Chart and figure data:
____________

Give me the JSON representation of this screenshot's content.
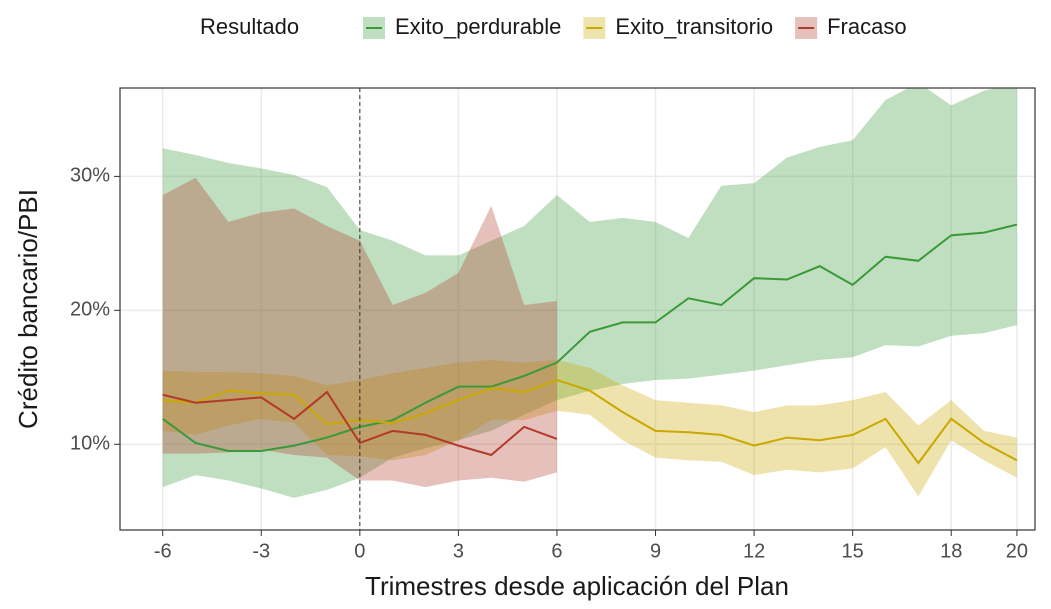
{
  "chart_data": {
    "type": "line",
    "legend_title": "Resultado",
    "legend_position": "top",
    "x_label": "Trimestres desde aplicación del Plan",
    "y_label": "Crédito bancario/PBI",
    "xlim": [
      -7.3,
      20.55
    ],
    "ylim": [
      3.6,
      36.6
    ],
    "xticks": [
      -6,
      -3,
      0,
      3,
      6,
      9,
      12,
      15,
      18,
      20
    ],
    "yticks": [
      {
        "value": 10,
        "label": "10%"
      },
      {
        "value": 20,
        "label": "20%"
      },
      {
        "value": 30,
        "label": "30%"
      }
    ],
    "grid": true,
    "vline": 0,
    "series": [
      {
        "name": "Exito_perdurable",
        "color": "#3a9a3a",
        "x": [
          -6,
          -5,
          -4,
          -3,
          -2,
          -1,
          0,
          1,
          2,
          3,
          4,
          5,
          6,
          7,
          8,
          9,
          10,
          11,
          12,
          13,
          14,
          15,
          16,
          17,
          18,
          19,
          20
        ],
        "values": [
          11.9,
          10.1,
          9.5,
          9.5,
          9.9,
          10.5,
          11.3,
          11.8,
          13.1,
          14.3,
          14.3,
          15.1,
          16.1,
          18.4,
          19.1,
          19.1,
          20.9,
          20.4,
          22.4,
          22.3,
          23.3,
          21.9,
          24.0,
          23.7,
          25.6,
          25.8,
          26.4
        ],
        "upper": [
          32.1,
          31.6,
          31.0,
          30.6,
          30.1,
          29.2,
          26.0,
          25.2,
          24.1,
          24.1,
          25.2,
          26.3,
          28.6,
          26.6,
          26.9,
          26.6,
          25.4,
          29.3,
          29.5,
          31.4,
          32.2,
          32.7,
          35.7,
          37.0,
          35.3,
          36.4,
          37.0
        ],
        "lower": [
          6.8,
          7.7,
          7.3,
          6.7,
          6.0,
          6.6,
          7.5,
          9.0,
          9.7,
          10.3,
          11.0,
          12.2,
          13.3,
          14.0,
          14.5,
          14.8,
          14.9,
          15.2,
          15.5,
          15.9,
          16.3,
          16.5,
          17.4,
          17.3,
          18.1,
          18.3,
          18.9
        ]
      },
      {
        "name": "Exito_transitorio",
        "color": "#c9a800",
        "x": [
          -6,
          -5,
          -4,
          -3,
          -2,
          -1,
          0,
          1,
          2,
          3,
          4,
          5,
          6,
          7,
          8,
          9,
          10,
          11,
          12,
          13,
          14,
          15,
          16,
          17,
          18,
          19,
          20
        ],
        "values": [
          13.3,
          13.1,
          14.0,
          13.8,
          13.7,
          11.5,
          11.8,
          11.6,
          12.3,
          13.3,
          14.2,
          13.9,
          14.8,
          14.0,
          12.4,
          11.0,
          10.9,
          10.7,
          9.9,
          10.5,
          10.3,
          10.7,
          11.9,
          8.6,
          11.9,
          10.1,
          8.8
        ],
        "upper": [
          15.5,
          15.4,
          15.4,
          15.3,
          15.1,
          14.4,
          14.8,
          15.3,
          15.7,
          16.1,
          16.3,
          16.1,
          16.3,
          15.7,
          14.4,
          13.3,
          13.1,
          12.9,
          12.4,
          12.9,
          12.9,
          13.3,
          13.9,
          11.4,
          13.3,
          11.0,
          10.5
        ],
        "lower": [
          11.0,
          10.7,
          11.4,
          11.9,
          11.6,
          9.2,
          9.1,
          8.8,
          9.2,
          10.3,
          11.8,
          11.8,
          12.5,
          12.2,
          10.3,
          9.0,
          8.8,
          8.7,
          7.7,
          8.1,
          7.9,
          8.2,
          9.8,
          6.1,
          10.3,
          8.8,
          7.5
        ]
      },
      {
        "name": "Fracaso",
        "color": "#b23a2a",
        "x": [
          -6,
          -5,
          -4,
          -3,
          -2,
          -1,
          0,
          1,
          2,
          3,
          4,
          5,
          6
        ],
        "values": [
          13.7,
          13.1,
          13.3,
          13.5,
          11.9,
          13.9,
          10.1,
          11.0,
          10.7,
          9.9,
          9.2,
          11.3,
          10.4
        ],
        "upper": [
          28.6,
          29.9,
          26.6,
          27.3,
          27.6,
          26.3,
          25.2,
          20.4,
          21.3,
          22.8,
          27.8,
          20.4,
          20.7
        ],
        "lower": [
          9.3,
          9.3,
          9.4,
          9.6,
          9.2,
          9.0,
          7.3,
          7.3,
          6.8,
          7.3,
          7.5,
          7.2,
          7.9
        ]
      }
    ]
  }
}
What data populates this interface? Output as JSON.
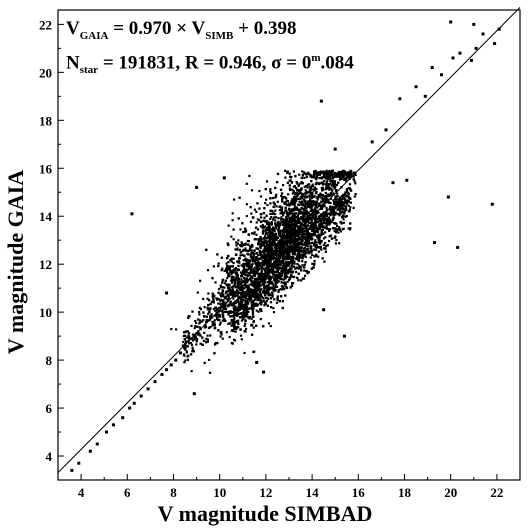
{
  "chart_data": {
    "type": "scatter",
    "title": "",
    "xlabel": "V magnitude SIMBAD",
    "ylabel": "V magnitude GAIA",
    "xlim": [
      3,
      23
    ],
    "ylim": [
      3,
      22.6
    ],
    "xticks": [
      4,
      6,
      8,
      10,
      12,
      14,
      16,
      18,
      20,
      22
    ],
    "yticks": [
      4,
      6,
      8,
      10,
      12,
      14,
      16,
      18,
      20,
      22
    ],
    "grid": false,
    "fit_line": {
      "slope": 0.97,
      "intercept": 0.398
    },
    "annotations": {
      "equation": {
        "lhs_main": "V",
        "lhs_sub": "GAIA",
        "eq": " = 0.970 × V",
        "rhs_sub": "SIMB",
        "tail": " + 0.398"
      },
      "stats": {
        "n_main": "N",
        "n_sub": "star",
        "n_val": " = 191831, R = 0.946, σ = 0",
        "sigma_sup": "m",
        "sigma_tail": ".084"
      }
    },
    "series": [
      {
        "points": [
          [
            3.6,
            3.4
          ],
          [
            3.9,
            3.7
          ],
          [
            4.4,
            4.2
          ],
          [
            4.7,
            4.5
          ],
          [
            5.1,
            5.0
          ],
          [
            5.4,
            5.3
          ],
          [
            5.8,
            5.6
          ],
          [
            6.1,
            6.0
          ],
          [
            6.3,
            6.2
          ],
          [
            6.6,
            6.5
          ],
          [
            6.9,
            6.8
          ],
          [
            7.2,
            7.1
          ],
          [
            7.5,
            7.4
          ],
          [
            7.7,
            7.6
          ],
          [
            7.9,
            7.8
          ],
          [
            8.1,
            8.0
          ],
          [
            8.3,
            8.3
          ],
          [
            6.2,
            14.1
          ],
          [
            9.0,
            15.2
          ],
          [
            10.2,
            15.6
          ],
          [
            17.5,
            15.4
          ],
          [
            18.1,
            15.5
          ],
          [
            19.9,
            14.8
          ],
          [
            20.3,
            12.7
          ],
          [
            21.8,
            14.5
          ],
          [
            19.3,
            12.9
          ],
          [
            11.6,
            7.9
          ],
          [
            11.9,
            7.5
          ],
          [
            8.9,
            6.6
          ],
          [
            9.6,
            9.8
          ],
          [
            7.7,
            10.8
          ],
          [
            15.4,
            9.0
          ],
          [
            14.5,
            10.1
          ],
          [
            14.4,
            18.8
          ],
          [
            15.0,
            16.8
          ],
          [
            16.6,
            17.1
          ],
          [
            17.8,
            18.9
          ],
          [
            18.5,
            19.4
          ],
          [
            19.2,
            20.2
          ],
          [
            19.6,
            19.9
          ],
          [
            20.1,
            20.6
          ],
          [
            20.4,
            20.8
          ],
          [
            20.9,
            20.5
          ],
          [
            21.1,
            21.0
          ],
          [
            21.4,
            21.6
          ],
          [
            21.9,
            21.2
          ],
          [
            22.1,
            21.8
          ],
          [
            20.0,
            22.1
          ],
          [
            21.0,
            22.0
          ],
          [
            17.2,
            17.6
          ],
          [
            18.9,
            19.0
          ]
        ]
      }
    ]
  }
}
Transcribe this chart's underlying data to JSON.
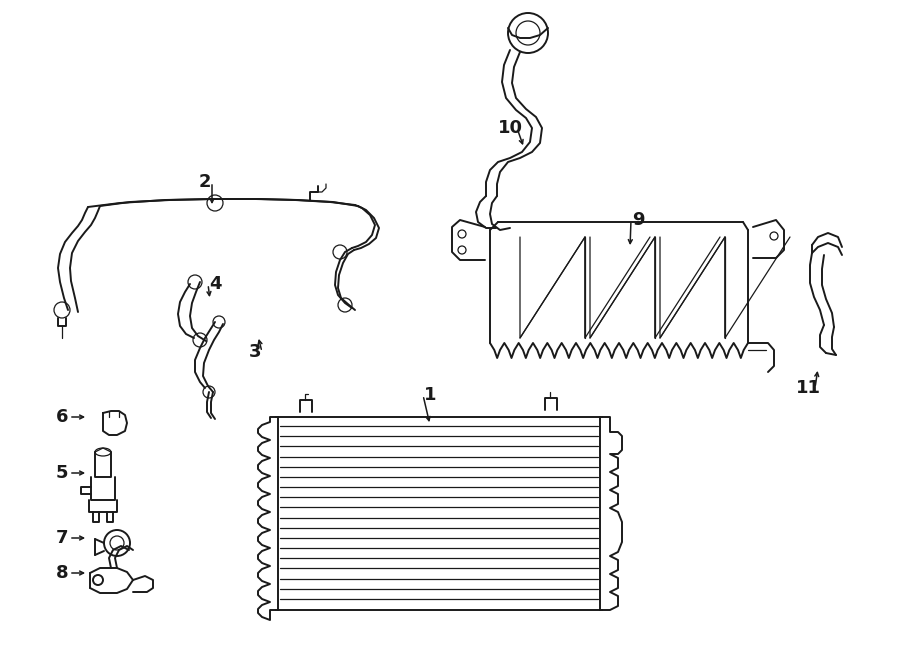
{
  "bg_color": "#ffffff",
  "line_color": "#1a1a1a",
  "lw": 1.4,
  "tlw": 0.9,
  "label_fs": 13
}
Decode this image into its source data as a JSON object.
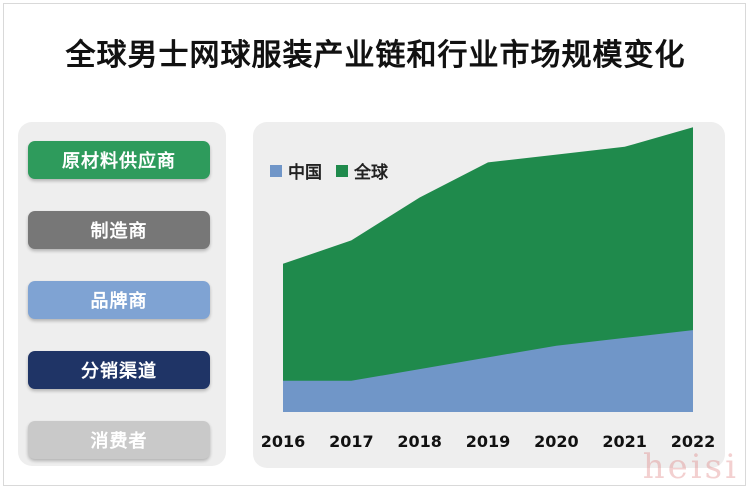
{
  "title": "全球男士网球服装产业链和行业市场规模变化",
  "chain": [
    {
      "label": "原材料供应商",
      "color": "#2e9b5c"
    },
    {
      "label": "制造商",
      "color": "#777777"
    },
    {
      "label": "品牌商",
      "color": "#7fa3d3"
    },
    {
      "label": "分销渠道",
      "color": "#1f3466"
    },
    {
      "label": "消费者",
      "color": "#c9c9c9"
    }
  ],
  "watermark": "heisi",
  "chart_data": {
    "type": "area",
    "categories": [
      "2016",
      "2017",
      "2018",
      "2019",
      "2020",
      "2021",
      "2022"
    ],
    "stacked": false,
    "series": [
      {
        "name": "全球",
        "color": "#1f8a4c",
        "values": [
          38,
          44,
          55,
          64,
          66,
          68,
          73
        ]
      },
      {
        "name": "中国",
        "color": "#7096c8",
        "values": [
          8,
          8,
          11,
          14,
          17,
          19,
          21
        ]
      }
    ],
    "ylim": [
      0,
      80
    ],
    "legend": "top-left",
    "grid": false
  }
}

____________

■ **OBJECTIVE**
Establish how many lines of the material above hold the word "false". Nothing but the count should be returned.

■ **RESPONSE TO THIS EXERCISE**
3